_Given problem_
Return the listing below verbatim. Pictures do not belong in the copy.
───── Material
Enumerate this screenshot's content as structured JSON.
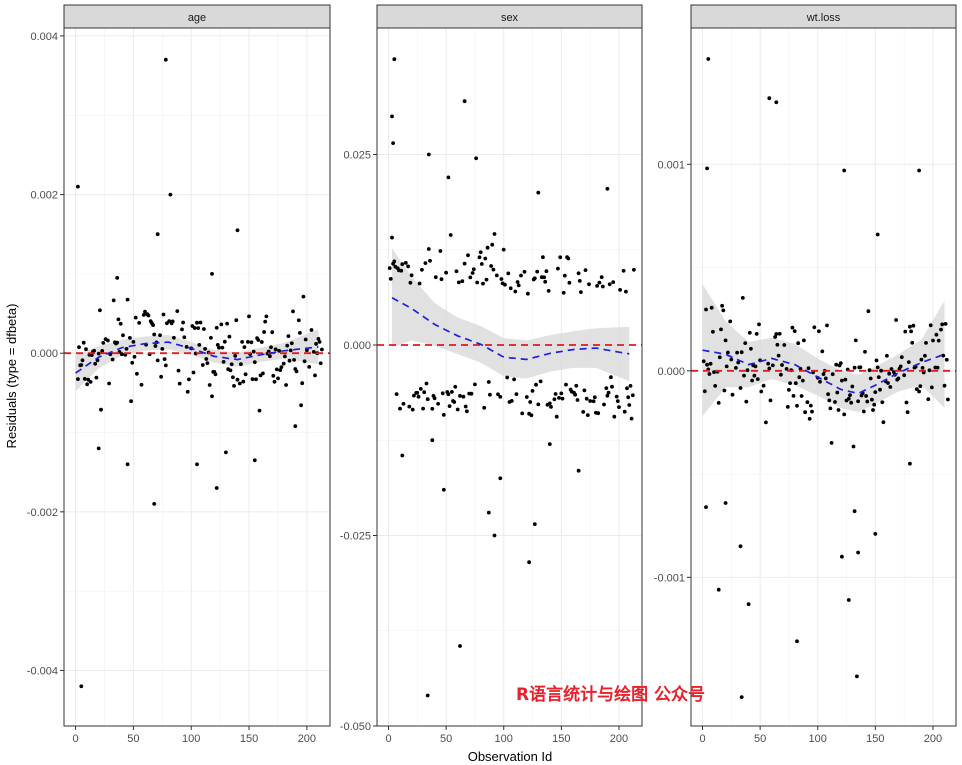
{
  "chart_data": {
    "type": "scatter",
    "xlabel": "Observation Id",
    "ylabel": "Residuals (type = dfbeta)",
    "watermark": "R语言统计与绘图 公众号",
    "colors": {
      "points": "#000000",
      "smooth": "#1f1fe0",
      "ribbon": "#d9d9d9",
      "zero_line": "#e41a1c",
      "strip_bg": "#d9d9d9"
    },
    "grid": true,
    "panels": [
      {
        "strip": "age",
        "xlim": [
          -10,
          220
        ],
        "ylim": [
          -0.0047,
          0.0041
        ],
        "x_ticks": [
          0,
          50,
          100,
          150,
          200
        ],
        "x_tick_labels": [
          "0",
          "50",
          "100",
          "150",
          "200"
        ],
        "y_ticks": [
          -0.004,
          -0.002,
          0.0,
          0.002,
          0.004
        ],
        "y_tick_labels": [
          "-0.004",
          "-0.002",
          "0.000",
          "0.002",
          "0.004"
        ],
        "highlight_points": [
          [
            2,
            0.0021
          ],
          [
            5,
            -0.0042
          ],
          [
            78,
            0.0037
          ],
          [
            82,
            0.002
          ],
          [
            71,
            0.0015
          ],
          [
            68,
            -0.0019
          ],
          [
            140,
            0.00155
          ],
          [
            122,
            -0.0017
          ],
          [
            45,
            -0.0014
          ],
          [
            105,
            -0.0014
          ],
          [
            20,
            -0.0012
          ],
          [
            130,
            -0.00125
          ],
          [
            155,
            -0.00135
          ],
          [
            190,
            -0.00092
          ],
          [
            36,
            0.00095
          ],
          [
            118,
            0.001
          ]
        ],
        "point_spread": 0.00045,
        "smooth": {
          "x": [
            0,
            20,
            40,
            60,
            80,
            100,
            120,
            140,
            160,
            180,
            210
          ],
          "y": [
            -0.00025,
            -5e-05,
            7e-05,
            0.00012,
            0.00014,
            6e-05,
            -4e-05,
            -8e-05,
            -2e-05,
            3e-05,
            8e-05
          ],
          "se": [
            0.00023,
            0.00014,
            0.0001,
            9e-05,
            9e-05,
            8e-05,
            8e-05,
            9e-05,
            9e-05,
            0.0001,
            0.00022
          ]
        }
      },
      {
        "strip": "sex",
        "xlim": [
          -10,
          220
        ],
        "ylim": [
          -0.05,
          0.0416
        ],
        "x_ticks": [
          0,
          50,
          100,
          150,
          200
        ],
        "x_tick_labels": [
          "0",
          "50",
          "100",
          "150",
          "200"
        ],
        "y_ticks": [
          -0.05,
          -0.025,
          0.0,
          0.025
        ],
        "y_tick_labels": [
          "-0.050",
          "-0.025",
          "0.000",
          "0.025"
        ],
        "highlight_points": [
          [
            5,
            0.0375
          ],
          [
            3,
            0.03
          ],
          [
            4,
            0.0265
          ],
          [
            66,
            0.032
          ],
          [
            35,
            0.025
          ],
          [
            52,
            0.022
          ],
          [
            76,
            0.0245
          ],
          [
            130,
            0.02
          ],
          [
            190,
            0.0205
          ],
          [
            34,
            -0.046
          ],
          [
            62,
            -0.0395
          ],
          [
            122,
            -0.0285
          ],
          [
            127,
            -0.0235
          ],
          [
            87,
            -0.022
          ],
          [
            92,
            -0.025
          ],
          [
            97,
            -0.0175
          ],
          [
            48,
            -0.019
          ],
          [
            12,
            -0.0145
          ],
          [
            38,
            -0.0125
          ],
          [
            140,
            -0.013
          ],
          [
            165,
            -0.0165
          ]
        ],
        "point_spread": 0.0085,
        "smooth": {
          "x": [
            3,
            20,
            40,
            60,
            80,
            100,
            120,
            140,
            160,
            180,
            210
          ],
          "y": [
            0.0062,
            0.0048,
            0.0027,
            0.0012,
            0.0001,
            -0.0016,
            -0.0019,
            -0.0011,
            -0.0006,
            -0.0004,
            -0.0012
          ],
          "se": [
            0.0065,
            0.0042,
            0.0028,
            0.0024,
            0.0024,
            0.0025,
            0.0025,
            0.0024,
            0.0024,
            0.0026,
            0.0036
          ]
        }
      },
      {
        "strip": "wt.loss",
        "xlim": [
          -10,
          220
        ],
        "ylim": [
          -0.00172,
          0.00166
        ],
        "x_ticks": [
          0,
          50,
          100,
          150,
          200
        ],
        "x_tick_labels": [
          "0",
          "50",
          "100",
          "150",
          "200"
        ],
        "y_ticks": [
          -0.001,
          0.0,
          0.001
        ],
        "y_tick_labels": [
          "-0.001",
          "0.000",
          "0.001"
        ],
        "highlight_points": [
          [
            5,
            0.00151
          ],
          [
            4,
            0.00098
          ],
          [
            58,
            0.00132
          ],
          [
            64,
            0.0013
          ],
          [
            123,
            0.00097
          ],
          [
            188,
            0.00097
          ],
          [
            152,
            0.00066
          ],
          [
            14,
            -0.00106
          ],
          [
            3,
            -0.00066
          ],
          [
            20,
            -0.00064
          ],
          [
            33,
            -0.00085
          ],
          [
            40,
            -0.00113
          ],
          [
            34,
            -0.00158
          ],
          [
            82,
            -0.00131
          ],
          [
            134,
            -0.00148
          ],
          [
            121,
            -0.0009
          ],
          [
            127,
            -0.00111
          ],
          [
            132,
            -0.00068
          ],
          [
            135,
            -0.00088
          ],
          [
            150,
            -0.00079
          ],
          [
            180,
            -0.00045
          ]
        ],
        "point_spread": 0.00024,
        "smooth": {
          "x": [
            0,
            20,
            40,
            60,
            80,
            100,
            120,
            135,
            150,
            170,
            190,
            210
          ],
          "y": [
            0.0001,
            8e-05,
            3e-05,
            6e-05,
            3e-05,
            -3e-05,
            -9e-05,
            -0.00011,
            -7e-05,
            -1e-05,
            4e-05,
            8e-05
          ],
          "se": [
            0.00032,
            0.00016,
            0.00011,
            0.0001,
            0.0001,
            9e-05,
            9e-05,
            9e-05,
            9e-05,
            9e-05,
            0.00011,
            0.00026
          ]
        }
      }
    ]
  }
}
──────────
_Solution to this problem_
Enumerate this screenshot's content as structured JSON.
{
  "chart_data": {
    "type": "scatter",
    "xlabel": "Observation Id",
    "ylabel": "Residuals (type = dfbeta)",
    "watermark": "R语言统计与绘图 公众号",
    "colors": {
      "points": "#000000",
      "smooth": "#1f1fe0",
      "ribbon": "#d9d9d9",
      "zero_line": "#e41a1c",
      "strip_bg": "#d9d9d9"
    },
    "grid": true,
    "panels": [
      {
        "strip": "age",
        "xlim": [
          -10,
          220
        ],
        "ylim": [
          -0.0047,
          0.0041
        ],
        "x_ticks": [
          0,
          50,
          100,
          150,
          200
        ],
        "x_tick_labels": [
          "0",
          "50",
          "100",
          "150",
          "200"
        ],
        "y_ticks": [
          -0.004,
          -0.002,
          0.0,
          0.002,
          0.004
        ],
        "y_tick_labels": [
          "-0.004",
          "-0.002",
          "0.000",
          "0.002",
          "0.004"
        ],
        "highlight_points": [
          [
            2,
            0.0021
          ],
          [
            5,
            -0.0042
          ],
          [
            78,
            0.0037
          ],
          [
            82,
            0.002
          ],
          [
            71,
            0.0015
          ],
          [
            68,
            -0.0019
          ],
          [
            140,
            0.00155
          ],
          [
            122,
            -0.0017
          ],
          [
            45,
            -0.0014
          ],
          [
            105,
            -0.0014
          ],
          [
            20,
            -0.0012
          ],
          [
            130,
            -0.00125
          ],
          [
            155,
            -0.00135
          ],
          [
            190,
            -0.00092
          ],
          [
            36,
            0.00095
          ],
          [
            118,
            0.001
          ]
        ],
        "point_spread": 0.00045,
        "smooth": {
          "x": [
            0,
            20,
            40,
            60,
            80,
            100,
            120,
            140,
            160,
            180,
            210
          ],
          "y": [
            -0.00025,
            -5e-05,
            7e-05,
            0.00012,
            0.00014,
            6e-05,
            -4e-05,
            -8e-05,
            -2e-05,
            3e-05,
            8e-05
          ],
          "se": [
            0.00023,
            0.00014,
            0.0001,
            9e-05,
            9e-05,
            8e-05,
            8e-05,
            9e-05,
            9e-05,
            0.0001,
            0.00022
          ]
        }
      },
      {
        "strip": "sex",
        "xlim": [
          -10,
          220
        ],
        "ylim": [
          -0.05,
          0.0416
        ],
        "x_ticks": [
          0,
          50,
          100,
          150,
          200
        ],
        "x_tick_labels": [
          "0",
          "50",
          "100",
          "150",
          "200"
        ],
        "y_ticks": [
          -0.05,
          -0.025,
          0.0,
          0.025
        ],
        "y_tick_labels": [
          "-0.050",
          "-0.025",
          "0.000",
          "0.025"
        ],
        "highlight_points": [
          [
            5,
            0.0375
          ],
          [
            3,
            0.03
          ],
          [
            4,
            0.0265
          ],
          [
            66,
            0.032
          ],
          [
            35,
            0.025
          ],
          [
            52,
            0.022
          ],
          [
            76,
            0.0245
          ],
          [
            130,
            0.02
          ],
          [
            190,
            0.0205
          ],
          [
            34,
            -0.046
          ],
          [
            62,
            -0.0395
          ],
          [
            122,
            -0.0285
          ],
          [
            127,
            -0.0235
          ],
          [
            87,
            -0.022
          ],
          [
            92,
            -0.025
          ],
          [
            97,
            -0.0175
          ],
          [
            48,
            -0.019
          ],
          [
            12,
            -0.0145
          ],
          [
            38,
            -0.0125
          ],
          [
            140,
            -0.013
          ],
          [
            165,
            -0.0165
          ]
        ],
        "point_spread": 0.0085,
        "smooth": {
          "x": [
            3,
            20,
            40,
            60,
            80,
            100,
            120,
            140,
            160,
            180,
            210
          ],
          "y": [
            0.0062,
            0.0048,
            0.0027,
            0.0012,
            0.0001,
            -0.0016,
            -0.0019,
            -0.0011,
            -0.0006,
            -0.0004,
            -0.0012
          ],
          "se": [
            0.0065,
            0.0042,
            0.0028,
            0.0024,
            0.0024,
            0.0025,
            0.0025,
            0.0024,
            0.0024,
            0.0026,
            0.0036
          ]
        }
      },
      {
        "strip": "wt.loss",
        "xlim": [
          -10,
          220
        ],
        "ylim": [
          -0.00172,
          0.00166
        ],
        "x_ticks": [
          0,
          50,
          100,
          150,
          200
        ],
        "x_tick_labels": [
          "0",
          "50",
          "100",
          "150",
          "200"
        ],
        "y_ticks": [
          -0.001,
          0.0,
          0.001
        ],
        "y_tick_labels": [
          "-0.001",
          "0.000",
          "0.001"
        ],
        "highlight_points": [
          [
            5,
            0.00151
          ],
          [
            4,
            0.00098
          ],
          [
            58,
            0.00132
          ],
          [
            64,
            0.0013
          ],
          [
            123,
            0.00097
          ],
          [
            188,
            0.00097
          ],
          [
            152,
            0.00066
          ],
          [
            14,
            -0.00106
          ],
          [
            3,
            -0.00066
          ],
          [
            20,
            -0.00064
          ],
          [
            33,
            -0.00085
          ],
          [
            40,
            -0.00113
          ],
          [
            34,
            -0.00158
          ],
          [
            82,
            -0.00131
          ],
          [
            134,
            -0.00148
          ],
          [
            121,
            -0.0009
          ],
          [
            127,
            -0.00111
          ],
          [
            132,
            -0.00068
          ],
          [
            135,
            -0.00088
          ],
          [
            150,
            -0.00079
          ],
          [
            180,
            -0.00045
          ]
        ],
        "point_spread": 0.00024,
        "smooth": {
          "x": [
            0,
            20,
            40,
            60,
            80,
            100,
            120,
            135,
            150,
            170,
            190,
            210
          ],
          "y": [
            0.0001,
            8e-05,
            3e-05,
            6e-05,
            3e-05,
            -3e-05,
            -9e-05,
            -0.00011,
            -7e-05,
            -1e-05,
            4e-05,
            8e-05
          ],
          "se": [
            0.00032,
            0.00016,
            0.00011,
            0.0001,
            0.0001,
            9e-05,
            9e-05,
            9e-05,
            9e-05,
            9e-05,
            0.00011,
            0.00026
          ]
        }
      }
    ]
  }
}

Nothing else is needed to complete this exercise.